Excerpt to read
Do they know it’s Christmas is catchy which is why it’s still popular and still raising money for famine relief.

I think when it comes to “white saviour” stuff, it’s easy for people living in relative comfort to baulk because they disagree with the way in which poorer people are being helped. But if you are poor or starving or in need I doubt you have the luxury of caring.

If people are in need we should do something practical to help rather than criticise those who are.

ChestnutStuffing · 26/12/2020 01:21

If someone personally no longer enjoys a song or a play or film, or piece of art, because it just makes them think of something awful - that s totally fine. I change the station when Aerosmith comes on because of that kind of reason, it just makes me feel unhappy, and why listen to pop music that makes me feel unhappy? I don't watch Polanski films though I think some are really very good, because I don't want to fund such a wanker.

MJ doesn't make me feel that. Maybe something to do with his personal circumstances, maybe because he's dead and can't benefit, maybe because I se his contribution to pop music as too inescapable. I don't claim it's necessarily logical.

That is hugely different from saying it's wrong to listen to or watch any of those things, they should be banned from the radio, etc.

As far as somgs with lyrics that have become socially unacceptable like Money for Nothing - I really think that should be based on whether most people begin to feel uncomfortable about them (or if the writer does.) That's the only way to know when it's time to retire a song like that or change it a bit. I somewhat object in those cases however as I don't think that's really what's gone on, I think there has been this puritan push. I remember not that many years ago when a local to me radio station banned MFN - they were soon inundated with calls, including from the gay community, which told them they were being stupid.

I also think a lot of people who complain miss the fact that in both of those songs the whole point of using the word is that it isn't good company language and is meant to tell us something about the kind of culture the speaker comes from. It's like even the characters in a story have to make sure they toe the line and avoid wrongthink.

Which brings me to this:

Do you take everything this literally? It quite clearly means "there but for the grace of God..." It's about acknowledging that the famine victims are human beings, just like you and I. That nothing makes us special or different, and if life were different it could just as easily be us slowly starving to death. I can't believe anybody could fail to get that tbh.

(Dataset entries)
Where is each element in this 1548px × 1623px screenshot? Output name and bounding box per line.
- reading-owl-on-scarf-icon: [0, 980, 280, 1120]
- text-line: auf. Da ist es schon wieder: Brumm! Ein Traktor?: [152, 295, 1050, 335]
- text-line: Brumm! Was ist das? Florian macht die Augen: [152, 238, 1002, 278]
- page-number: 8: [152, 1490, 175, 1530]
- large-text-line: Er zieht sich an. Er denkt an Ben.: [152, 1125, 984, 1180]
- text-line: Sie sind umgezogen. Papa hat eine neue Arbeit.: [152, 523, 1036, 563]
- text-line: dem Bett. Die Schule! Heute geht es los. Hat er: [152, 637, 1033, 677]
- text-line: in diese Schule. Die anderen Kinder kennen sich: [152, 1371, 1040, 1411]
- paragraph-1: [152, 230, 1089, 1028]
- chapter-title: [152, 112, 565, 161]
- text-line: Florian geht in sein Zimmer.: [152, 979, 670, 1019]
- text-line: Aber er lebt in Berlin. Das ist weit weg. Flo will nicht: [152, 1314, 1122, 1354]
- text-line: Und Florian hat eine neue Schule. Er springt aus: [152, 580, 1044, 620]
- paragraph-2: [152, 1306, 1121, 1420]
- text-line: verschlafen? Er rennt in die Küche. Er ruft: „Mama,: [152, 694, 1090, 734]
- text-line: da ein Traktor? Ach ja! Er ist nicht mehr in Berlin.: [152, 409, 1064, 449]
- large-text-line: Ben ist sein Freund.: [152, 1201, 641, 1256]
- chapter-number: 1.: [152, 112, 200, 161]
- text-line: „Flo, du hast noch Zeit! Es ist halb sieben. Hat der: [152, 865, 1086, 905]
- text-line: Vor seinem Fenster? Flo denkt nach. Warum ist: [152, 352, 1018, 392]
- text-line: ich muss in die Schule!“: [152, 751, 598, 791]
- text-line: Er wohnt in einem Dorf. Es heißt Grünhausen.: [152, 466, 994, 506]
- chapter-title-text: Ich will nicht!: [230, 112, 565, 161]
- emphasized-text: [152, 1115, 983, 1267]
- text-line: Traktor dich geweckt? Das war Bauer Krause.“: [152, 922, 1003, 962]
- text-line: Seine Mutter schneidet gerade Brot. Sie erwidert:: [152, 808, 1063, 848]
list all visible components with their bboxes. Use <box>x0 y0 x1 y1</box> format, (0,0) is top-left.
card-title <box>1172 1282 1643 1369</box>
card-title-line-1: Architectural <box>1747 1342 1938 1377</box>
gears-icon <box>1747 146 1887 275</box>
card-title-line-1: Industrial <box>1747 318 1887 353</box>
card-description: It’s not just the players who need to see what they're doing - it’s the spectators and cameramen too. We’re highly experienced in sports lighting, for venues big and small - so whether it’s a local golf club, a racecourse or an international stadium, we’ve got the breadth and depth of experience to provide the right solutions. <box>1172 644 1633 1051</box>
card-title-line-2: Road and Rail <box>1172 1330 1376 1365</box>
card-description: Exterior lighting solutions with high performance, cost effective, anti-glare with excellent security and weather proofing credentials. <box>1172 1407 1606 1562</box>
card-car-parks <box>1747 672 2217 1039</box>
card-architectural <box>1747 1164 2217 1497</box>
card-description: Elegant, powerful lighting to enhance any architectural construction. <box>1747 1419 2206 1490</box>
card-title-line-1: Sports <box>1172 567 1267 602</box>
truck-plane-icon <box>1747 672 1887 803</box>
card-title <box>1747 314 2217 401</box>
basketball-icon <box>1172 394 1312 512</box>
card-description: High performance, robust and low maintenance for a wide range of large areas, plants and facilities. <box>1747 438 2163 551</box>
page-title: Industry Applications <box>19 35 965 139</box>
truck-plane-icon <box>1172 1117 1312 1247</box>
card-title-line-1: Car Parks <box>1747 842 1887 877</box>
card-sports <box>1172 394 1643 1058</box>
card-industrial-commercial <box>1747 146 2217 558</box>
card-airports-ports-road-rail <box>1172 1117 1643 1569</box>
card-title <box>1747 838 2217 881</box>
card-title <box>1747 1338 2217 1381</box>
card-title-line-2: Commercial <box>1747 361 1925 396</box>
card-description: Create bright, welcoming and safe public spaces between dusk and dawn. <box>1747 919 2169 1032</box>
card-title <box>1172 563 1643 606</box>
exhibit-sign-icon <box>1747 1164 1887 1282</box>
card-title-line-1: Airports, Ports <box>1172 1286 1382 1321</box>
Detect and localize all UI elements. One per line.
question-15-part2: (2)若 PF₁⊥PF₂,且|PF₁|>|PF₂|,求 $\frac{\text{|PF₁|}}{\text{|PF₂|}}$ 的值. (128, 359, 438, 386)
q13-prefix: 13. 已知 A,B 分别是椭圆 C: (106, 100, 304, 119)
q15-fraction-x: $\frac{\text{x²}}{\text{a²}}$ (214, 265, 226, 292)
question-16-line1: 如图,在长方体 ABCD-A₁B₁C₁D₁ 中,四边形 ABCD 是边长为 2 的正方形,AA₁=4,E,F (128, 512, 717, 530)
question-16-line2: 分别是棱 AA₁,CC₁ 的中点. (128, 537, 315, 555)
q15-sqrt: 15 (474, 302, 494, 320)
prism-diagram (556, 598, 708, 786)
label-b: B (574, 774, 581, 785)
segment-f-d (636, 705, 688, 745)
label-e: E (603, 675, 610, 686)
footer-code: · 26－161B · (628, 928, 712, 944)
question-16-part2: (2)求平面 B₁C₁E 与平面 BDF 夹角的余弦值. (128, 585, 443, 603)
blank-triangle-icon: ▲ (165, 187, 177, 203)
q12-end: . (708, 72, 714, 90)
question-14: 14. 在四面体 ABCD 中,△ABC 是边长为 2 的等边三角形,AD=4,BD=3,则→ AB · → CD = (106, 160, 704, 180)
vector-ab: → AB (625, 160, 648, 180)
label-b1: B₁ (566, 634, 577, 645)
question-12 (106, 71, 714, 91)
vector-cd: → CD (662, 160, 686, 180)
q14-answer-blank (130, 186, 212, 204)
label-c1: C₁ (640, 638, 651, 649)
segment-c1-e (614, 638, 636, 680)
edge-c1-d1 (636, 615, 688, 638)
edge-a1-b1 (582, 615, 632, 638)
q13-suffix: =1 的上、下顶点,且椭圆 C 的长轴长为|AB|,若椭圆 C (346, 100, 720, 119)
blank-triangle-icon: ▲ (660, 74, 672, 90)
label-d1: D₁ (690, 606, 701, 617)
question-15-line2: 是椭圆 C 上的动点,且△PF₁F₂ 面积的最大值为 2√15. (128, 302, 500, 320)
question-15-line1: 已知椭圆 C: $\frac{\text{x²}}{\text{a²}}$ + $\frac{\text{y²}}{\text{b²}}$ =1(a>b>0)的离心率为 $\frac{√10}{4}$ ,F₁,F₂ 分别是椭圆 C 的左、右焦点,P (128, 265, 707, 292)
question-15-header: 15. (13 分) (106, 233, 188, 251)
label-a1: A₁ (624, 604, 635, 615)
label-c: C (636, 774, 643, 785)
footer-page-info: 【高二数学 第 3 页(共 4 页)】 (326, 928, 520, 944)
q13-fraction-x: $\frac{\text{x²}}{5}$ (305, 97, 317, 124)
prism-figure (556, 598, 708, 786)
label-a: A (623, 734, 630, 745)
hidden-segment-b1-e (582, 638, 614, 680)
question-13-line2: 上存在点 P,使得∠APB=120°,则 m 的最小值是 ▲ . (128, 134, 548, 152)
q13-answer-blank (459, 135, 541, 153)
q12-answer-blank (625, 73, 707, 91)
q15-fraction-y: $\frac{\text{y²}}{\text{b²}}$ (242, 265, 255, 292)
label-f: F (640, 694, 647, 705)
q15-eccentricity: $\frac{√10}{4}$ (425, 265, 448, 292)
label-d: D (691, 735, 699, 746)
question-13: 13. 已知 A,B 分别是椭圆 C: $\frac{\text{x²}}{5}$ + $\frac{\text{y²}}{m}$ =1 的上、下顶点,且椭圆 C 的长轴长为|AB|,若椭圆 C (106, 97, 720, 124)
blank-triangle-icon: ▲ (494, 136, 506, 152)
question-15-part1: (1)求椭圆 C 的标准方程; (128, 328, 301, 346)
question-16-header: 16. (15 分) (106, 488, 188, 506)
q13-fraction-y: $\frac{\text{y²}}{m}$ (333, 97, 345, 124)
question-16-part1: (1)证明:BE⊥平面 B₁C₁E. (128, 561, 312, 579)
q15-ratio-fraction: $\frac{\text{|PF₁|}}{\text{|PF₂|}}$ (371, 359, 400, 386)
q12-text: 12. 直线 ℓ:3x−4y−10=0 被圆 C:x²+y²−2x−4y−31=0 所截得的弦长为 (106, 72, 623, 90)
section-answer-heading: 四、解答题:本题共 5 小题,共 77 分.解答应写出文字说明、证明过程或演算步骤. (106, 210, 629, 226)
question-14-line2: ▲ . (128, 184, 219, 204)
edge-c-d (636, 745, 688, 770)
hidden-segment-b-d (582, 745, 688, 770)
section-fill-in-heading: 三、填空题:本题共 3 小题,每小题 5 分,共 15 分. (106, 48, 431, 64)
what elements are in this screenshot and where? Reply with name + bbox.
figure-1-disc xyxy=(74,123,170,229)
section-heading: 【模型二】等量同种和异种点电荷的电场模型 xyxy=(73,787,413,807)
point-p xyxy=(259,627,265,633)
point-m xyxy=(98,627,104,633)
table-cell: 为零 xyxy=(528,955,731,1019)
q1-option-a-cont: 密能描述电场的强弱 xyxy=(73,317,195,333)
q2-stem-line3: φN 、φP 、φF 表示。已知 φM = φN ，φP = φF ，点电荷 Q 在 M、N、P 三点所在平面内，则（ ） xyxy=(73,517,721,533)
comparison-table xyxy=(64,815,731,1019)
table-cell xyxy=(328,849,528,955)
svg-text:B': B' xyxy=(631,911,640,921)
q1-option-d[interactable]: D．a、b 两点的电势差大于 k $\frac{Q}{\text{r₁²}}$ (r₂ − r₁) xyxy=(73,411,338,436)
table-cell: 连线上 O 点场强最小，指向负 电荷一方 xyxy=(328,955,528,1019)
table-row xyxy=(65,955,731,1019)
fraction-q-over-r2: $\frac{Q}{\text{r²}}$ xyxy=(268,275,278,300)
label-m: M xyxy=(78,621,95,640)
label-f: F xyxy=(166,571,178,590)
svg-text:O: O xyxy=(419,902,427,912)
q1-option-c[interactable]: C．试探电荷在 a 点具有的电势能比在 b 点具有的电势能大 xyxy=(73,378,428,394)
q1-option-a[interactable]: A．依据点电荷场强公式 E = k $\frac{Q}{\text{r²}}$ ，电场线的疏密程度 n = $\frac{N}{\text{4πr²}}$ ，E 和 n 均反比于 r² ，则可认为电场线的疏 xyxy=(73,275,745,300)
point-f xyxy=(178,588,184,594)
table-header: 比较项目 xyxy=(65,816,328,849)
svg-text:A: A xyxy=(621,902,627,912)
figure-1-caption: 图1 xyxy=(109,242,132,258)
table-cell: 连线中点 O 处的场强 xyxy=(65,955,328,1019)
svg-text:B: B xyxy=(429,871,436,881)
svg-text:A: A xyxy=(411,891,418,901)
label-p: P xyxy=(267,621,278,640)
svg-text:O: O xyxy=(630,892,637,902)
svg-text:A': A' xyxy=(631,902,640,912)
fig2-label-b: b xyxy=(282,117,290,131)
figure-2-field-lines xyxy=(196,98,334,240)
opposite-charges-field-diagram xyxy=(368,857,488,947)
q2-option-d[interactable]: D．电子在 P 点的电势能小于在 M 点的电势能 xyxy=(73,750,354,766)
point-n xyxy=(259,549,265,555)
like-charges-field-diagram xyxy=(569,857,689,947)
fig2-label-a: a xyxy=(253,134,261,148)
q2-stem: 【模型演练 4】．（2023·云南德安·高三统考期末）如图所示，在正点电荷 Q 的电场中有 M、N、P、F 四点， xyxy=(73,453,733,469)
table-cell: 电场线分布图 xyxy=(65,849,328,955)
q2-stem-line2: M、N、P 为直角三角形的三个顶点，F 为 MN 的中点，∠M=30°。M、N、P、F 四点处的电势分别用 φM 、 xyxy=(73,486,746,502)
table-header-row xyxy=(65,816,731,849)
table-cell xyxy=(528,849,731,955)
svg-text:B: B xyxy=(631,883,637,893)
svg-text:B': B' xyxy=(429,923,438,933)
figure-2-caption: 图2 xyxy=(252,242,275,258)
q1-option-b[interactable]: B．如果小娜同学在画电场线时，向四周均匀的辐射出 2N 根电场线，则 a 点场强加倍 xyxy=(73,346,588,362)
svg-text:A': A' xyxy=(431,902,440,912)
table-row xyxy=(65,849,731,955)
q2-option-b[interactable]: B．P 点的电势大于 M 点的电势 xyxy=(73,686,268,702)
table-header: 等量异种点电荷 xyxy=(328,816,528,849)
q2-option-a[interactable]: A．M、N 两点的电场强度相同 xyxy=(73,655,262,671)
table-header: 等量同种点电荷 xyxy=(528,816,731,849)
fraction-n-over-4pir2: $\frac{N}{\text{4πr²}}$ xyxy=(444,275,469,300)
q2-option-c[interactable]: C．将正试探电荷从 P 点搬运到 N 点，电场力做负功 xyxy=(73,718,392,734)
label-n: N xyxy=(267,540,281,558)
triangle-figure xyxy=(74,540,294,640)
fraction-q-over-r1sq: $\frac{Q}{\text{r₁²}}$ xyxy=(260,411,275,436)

Task objective
In the song discussion above, what happened after a local radio station banned Money for Nothing?

Task result
The station was soon inundated with calls, including from the gay community, telling them they were being stupid.